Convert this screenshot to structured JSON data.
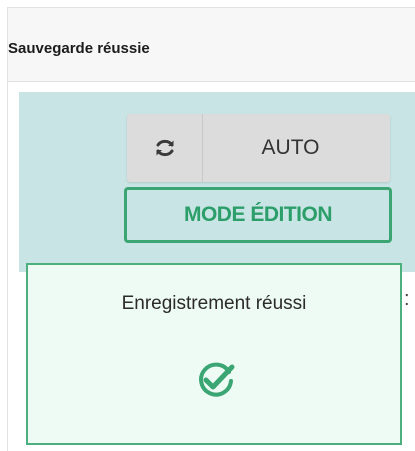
{
  "dialog": {
    "title": "Sauvegarde réussie"
  },
  "toolbar": {
    "refresh_icon": "refresh-icon",
    "auto_label": "AUTO",
    "mode_label": "MODE ÉDITION",
    "background_color": "#c9e4e4",
    "accent_color": "#3ba673"
  },
  "notification": {
    "message": "Enregistrement réussi",
    "icon": "check-circle-icon",
    "background_color": "#eefaf4",
    "accent_color": "#4bb07e"
  },
  "clipped_text": ":"
}
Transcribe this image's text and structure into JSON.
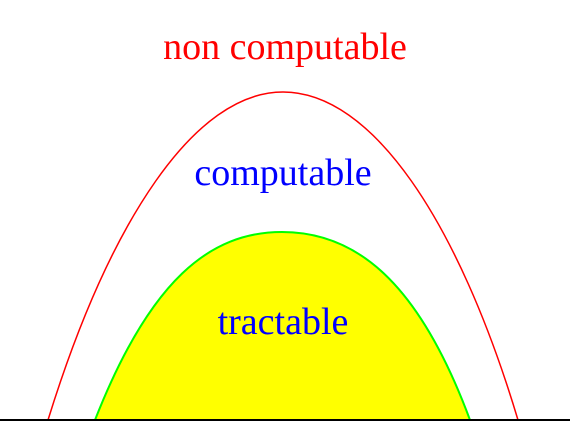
{
  "labels": {
    "outer": "non computable",
    "middle": "computable",
    "inner": "tractable"
  },
  "colors": {
    "outer_text": "#ff0000",
    "outer_curve": "#ff0000",
    "middle_text": "#0000ff",
    "inner_text": "#0000ff",
    "inner_fill": "#ffff00",
    "inner_stroke": "#00ff00",
    "baseline": "#000000",
    "background": "#ffffff"
  }
}
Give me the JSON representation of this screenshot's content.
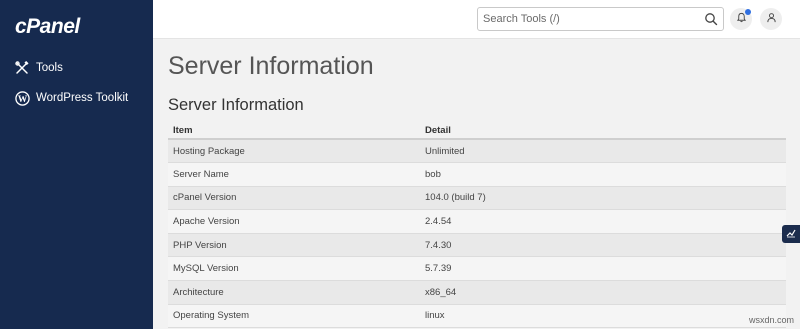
{
  "sidebar": {
    "logo": "cPanel",
    "items": [
      {
        "label": "Tools",
        "icon": "tools-icon"
      },
      {
        "label": "WordPress Toolkit",
        "icon": "wordpress-icon"
      }
    ]
  },
  "topbar": {
    "search_placeholder": "Search Tools (/)",
    "search_icon": "search-icon",
    "notifications_icon": "bell-icon",
    "user_icon": "user-icon",
    "notification_dot_color": "#2f6fe0"
  },
  "main": {
    "page_title": "Server Information",
    "section_title": "Server Information",
    "table": {
      "headers": {
        "item": "Item",
        "detail": "Detail"
      },
      "rows": [
        {
          "item": "Hosting Package",
          "detail": "Unlimited"
        },
        {
          "item": "Server Name",
          "detail": "bob"
        },
        {
          "item": "cPanel Version",
          "detail": "104.0 (build 7)"
        },
        {
          "item": "Apache Version",
          "detail": "2.4.54"
        },
        {
          "item": "PHP Version",
          "detail": "7.4.30"
        },
        {
          "item": "MySQL Version",
          "detail": "5.7.39"
        },
        {
          "item": "Architecture",
          "detail": "x86_64"
        },
        {
          "item": "Operating System",
          "detail": "linux"
        }
      ]
    }
  },
  "side_tab_icon": "chart-icon",
  "watermark": "wsxdn.com",
  "colors": {
    "sidebar_bg": "#162a4f",
    "page_bg": "#f2f2f2",
    "accent": "#2f6fe0"
  }
}
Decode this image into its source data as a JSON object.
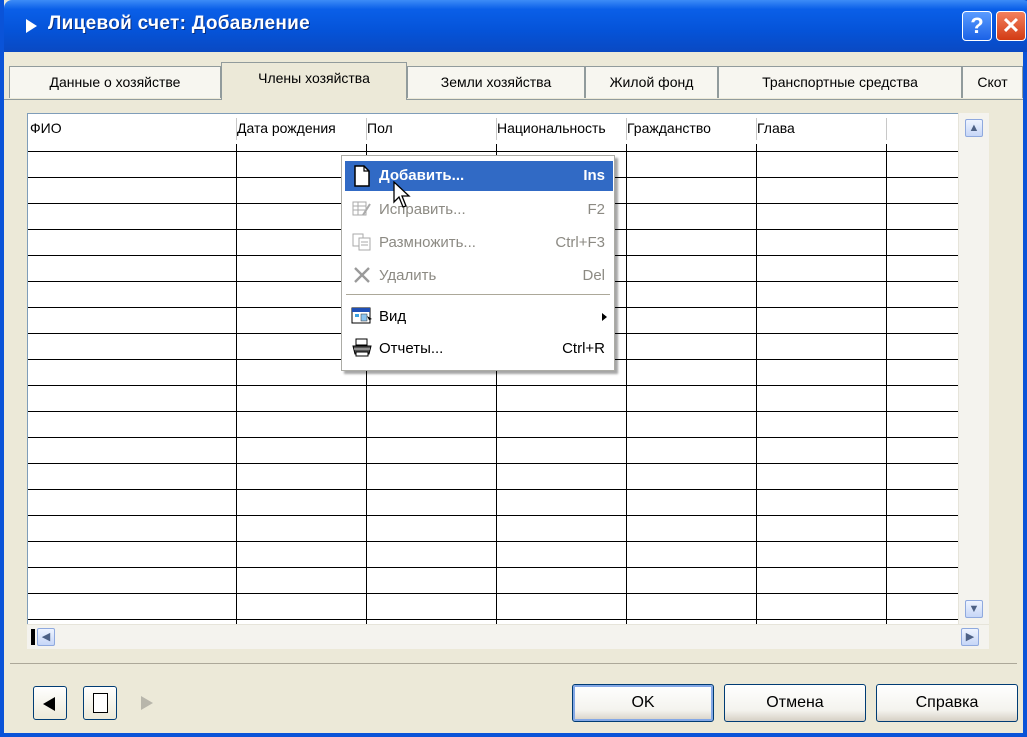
{
  "window": {
    "title": "Лицевой счет: Добавление",
    "help_label": "?",
    "close_label": "✕"
  },
  "tabs": [
    {
      "label": "Данные о хозяйстве",
      "active": false
    },
    {
      "label": "Члены хозяйства",
      "active": true
    },
    {
      "label": "Земли хозяйства",
      "active": false
    },
    {
      "label": "Жилой фонд",
      "active": false
    },
    {
      "label": "Транспортные средства",
      "active": false
    },
    {
      "label": "Скот",
      "active": false
    }
  ],
  "grid": {
    "columns": [
      "ФИО",
      "Дата рождения",
      "Пол",
      "Национальность",
      "Гражданство",
      "Глава"
    ],
    "rows": []
  },
  "context_menu": {
    "items": [
      {
        "icon": "new-document-icon",
        "label": "Добавить...",
        "shortcut": "Ins",
        "state": "highlighted"
      },
      {
        "icon": "edit-table-icon",
        "label": "Исправить...",
        "shortcut": "F2",
        "state": "disabled"
      },
      {
        "icon": "duplicate-icon",
        "label": "Размножить...",
        "shortcut": "Ctrl+F3",
        "state": "disabled"
      },
      {
        "icon": "delete-icon",
        "label": "Удалить",
        "shortcut": "Del",
        "state": "disabled"
      },
      {
        "icon": "view-icon",
        "label": "Вид",
        "shortcut": "",
        "state": "submenu"
      },
      {
        "icon": "printer-icon",
        "label": "Отчеты...",
        "shortcut": "Ctrl+R",
        "state": "normal"
      }
    ]
  },
  "footer": {
    "ok_label": "OK",
    "cancel_label": "Отмена",
    "help_label": "Справка"
  },
  "colors": {
    "titlebar": "#0553d8",
    "menu_highlight": "#316ac5",
    "dialog_bg": "#ece9d8"
  }
}
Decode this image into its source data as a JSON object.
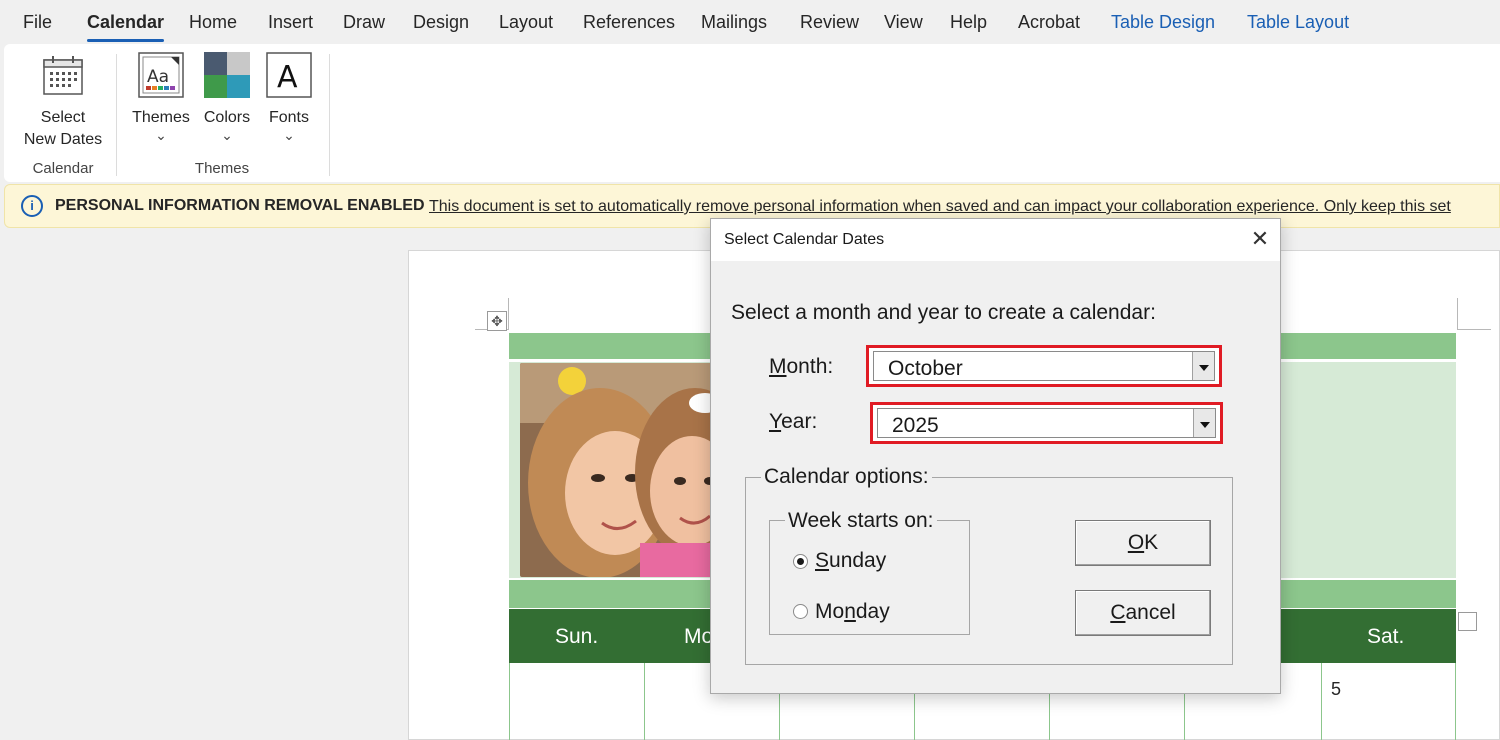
{
  "menu": {
    "tabs": [
      "File",
      "Calendar",
      "Home",
      "Insert",
      "Draw",
      "Design",
      "Layout",
      "References",
      "Mailings",
      "Review",
      "View",
      "Help",
      "Acrobat",
      "Table Design",
      "Table Layout"
    ],
    "active_tab": "Calendar"
  },
  "ribbon": {
    "select_dates_line1": "Select",
    "select_dates_line2": "New Dates",
    "themes_label": "Themes",
    "colors_label": "Colors",
    "fonts_label": "Fonts",
    "chevron": "⌄",
    "group_calendar": "Calendar",
    "group_themes": "Themes"
  },
  "infobar": {
    "title": "PERSONAL INFORMATION REMOVAL ENABLED",
    "message": "This document is set to automatically remove personal information when saved and can impact your collaboration experience. Only keep this set"
  },
  "document": {
    "days": [
      "Sun.",
      "Mo",
      "Sat."
    ],
    "visible_date": "5"
  },
  "dialog": {
    "title": "Select Calendar Dates",
    "close": "✕",
    "prompt": "Select a month and year to create a calendar:",
    "month_label_key": "M",
    "month_label_rest": "onth:",
    "month_value": "October",
    "year_label_key": "Y",
    "year_label_rest": "ear:",
    "year_value": "2025",
    "options_legend": "Calendar options:",
    "week_legend": "Week starts on:",
    "sunday_key": "S",
    "sunday_rest": "unday",
    "monday_pre": "Mo",
    "monday_key": "n",
    "monday_rest": "day",
    "selected_week_start": "Sunday",
    "ok_key": "O",
    "ok_rest": "K",
    "cancel_key": "C",
    "cancel_rest": "ancel"
  },
  "colors": {
    "accent": "#1a5fb4",
    "highlight": "#e01b24",
    "calendar_dark_green": "#336e33",
    "calendar_light_green": "#8cc68c"
  }
}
_ _ _ _ _ _ _
* Written problem *
Give the material again exactly as it is, but keep the pictures out.

* Response to this exercise *
Convert this screenshot to structured JSON data.
{
  "dialog": {
    "title": "Sauvegarde réussie"
  },
  "toolbar": {
    "refresh_icon": "refresh-icon",
    "auto_label": "AUTO",
    "mode_label": "MODE ÉDITION",
    "background_color": "#c9e4e4",
    "accent_color": "#3ba673"
  },
  "notification": {
    "message": "Enregistrement réussi",
    "icon": "check-circle-icon",
    "background_color": "#eefaf4",
    "accent_color": "#4bb07e"
  },
  "clipped_text": ":"
}
Transcribe this image's text and structure into JSON.
{
  "labels": {
    "outer": "non computable",
    "middle": "computable",
    "inner": "tractable"
  },
  "colors": {
    "outer_text": "#ff0000",
    "outer_curve": "#ff0000",
    "middle_text": "#0000ff",
    "inner_text": "#0000ff",
    "inner_fill": "#ffff00",
    "inner_stroke": "#00ff00",
    "baseline": "#000000",
    "background": "#ffffff"
  }
}
Give me the JSON representation of this screenshot's content.
{
  "sidebar": {
    "logo": "cPanel",
    "items": [
      {
        "label": "Tools",
        "icon": "tools-icon"
      },
      {
        "label": "WordPress Toolkit",
        "icon": "wordpress-icon"
      }
    ]
  },
  "topbar": {
    "search_placeholder": "Search Tools (/)",
    "search_icon": "search-icon",
    "notifications_icon": "bell-icon",
    "user_icon": "user-icon",
    "notification_dot_color": "#2f6fe0"
  },
  "main": {
    "page_title": "Server Information",
    "section_title": "Server Information",
    "table": {
      "headers": {
        "item": "Item",
        "detail": "Detail"
      },
      "rows": [
        {
          "item": "Hosting Package",
          "detail": "Unlimited"
        },
        {
          "item": "Server Name",
          "detail": "bob"
        },
        {
          "item": "cPanel Version",
          "detail": "104.0 (build 7)"
        },
        {
          "item": "Apache Version",
          "detail": "2.4.54"
        },
        {
          "item": "PHP Version",
          "detail": "7.4.30"
        },
        {
          "item": "MySQL Version",
          "detail": "5.7.39"
        },
        {
          "item": "Architecture",
          "detail": "x86_64"
        },
        {
          "item": "Operating System",
          "detail": "linux"
        }
      ]
    }
  },
  "side_tab_icon": "chart-icon",
  "watermark": "wsxdn.com",
  "colors": {
    "sidebar_bg": "#162a4f",
    "page_bg": "#f2f2f2",
    "accent": "#2f6fe0"
  }
}
Decode this image into its source data as a JSON object.
{
  "window": {
    "title": "Лицевой счет: Добавление",
    "help_label": "?",
    "close_label": "✕"
  },
  "tabs": [
    {
      "label": "Данные о хозяйстве",
      "active": false
    },
    {
      "label": "Члены хозяйства",
      "active": true
    },
    {
      "label": "Земли хозяйства",
      "active": false
    },
    {
      "label": "Жилой фонд",
      "active": false
    },
    {
      "label": "Транспортные средства",
      "active": false
    },
    {
      "label": "Скот",
      "active": false
    }
  ],
  "grid": {
    "columns": [
      "ФИО",
      "Дата рождения",
      "Пол",
      "Национальность",
      "Гражданство",
      "Глава"
    ],
    "rows": []
  },
  "context_menu": {
    "items": [
      {
        "icon": "new-document-icon",
        "label": "Добавить...",
        "shortcut": "Ins",
        "state": "highlighted"
      },
      {
        "icon": "edit-table-icon",
        "label": "Исправить...",
        "shortcut": "F2",
        "state": "disabled"
      },
      {
        "icon": "duplicate-icon",
        "label": "Размножить...",
        "shortcut": "Ctrl+F3",
        "state": "disabled"
      },
      {
        "icon": "delete-icon",
        "label": "Удалить",
        "shortcut": "Del",
        "state": "disabled"
      },
      {
        "icon": "view-icon",
        "label": "Вид",
        "shortcut": "",
        "state": "submenu"
      },
      {
        "icon": "printer-icon",
        "label": "Отчеты...",
        "shortcut": "Ctrl+R",
        "state": "normal"
      }
    ]
  },
  "footer": {
    "ok_label": "OK",
    "cancel_label": "Отмена",
    "help_label": "Справка"
  },
  "colors": {
    "titlebar": "#0553d8",
    "menu_highlight": "#316ac5",
    "dialog_bg": "#ece9d8"
  }
}
Decode this image into its source data as a JSON object.
{
  "menu": {
    "tabs": [
      "File",
      "Calendar",
      "Home",
      "Insert",
      "Draw",
      "Design",
      "Layout",
      "References",
      "Mailings",
      "Review",
      "View",
      "Help",
      "Acrobat",
      "Table Design",
      "Table Layout"
    ],
    "active_tab": "Calendar"
  },
  "ribbon": {
    "select_dates_line1": "Select",
    "select_dates_line2": "New Dates",
    "themes_label": "Themes",
    "colors_label": "Colors",
    "fonts_label": "Fonts",
    "chevron": "⌄",
    "group_calendar": "Calendar",
    "group_themes": "Themes"
  },
  "infobar": {
    "title": "PERSONAL INFORMATION REMOVAL ENABLED",
    "message": "This document is set to automatically remove personal information when saved and can impact your collaboration experience. Only keep this set"
  },
  "document": {
    "days": [
      "Sun.",
      "Mo",
      "Sat."
    ],
    "visible_date": "5"
  },
  "dialog": {
    "title": "Select Calendar Dates",
    "close": "✕",
    "prompt": "Select a month and year to create a calendar:",
    "month_label_key": "M",
    "month_label_rest": "onth:",
    "month_value": "October",
    "year_label_key": "Y",
    "year_label_rest": "ear:",
    "year_value": "2025",
    "options_legend": "Calendar options:",
    "week_legend": "Week starts on:",
    "sunday_key": "S",
    "sunday_rest": "unday",
    "monday_pre": "Mo",
    "monday_key": "n",
    "monday_rest": "day",
    "selected_week_start": "Sunday",
    "ok_key": "O",
    "ok_rest": "K",
    "cancel_key": "C",
    "cancel_rest": "ancel"
  },
  "colors": {
    "accent": "#1a5fb4",
    "highlight": "#e01b24",
    "calendar_dark_green": "#336e33",
    "calendar_light_green": "#8cc68c"
  }
}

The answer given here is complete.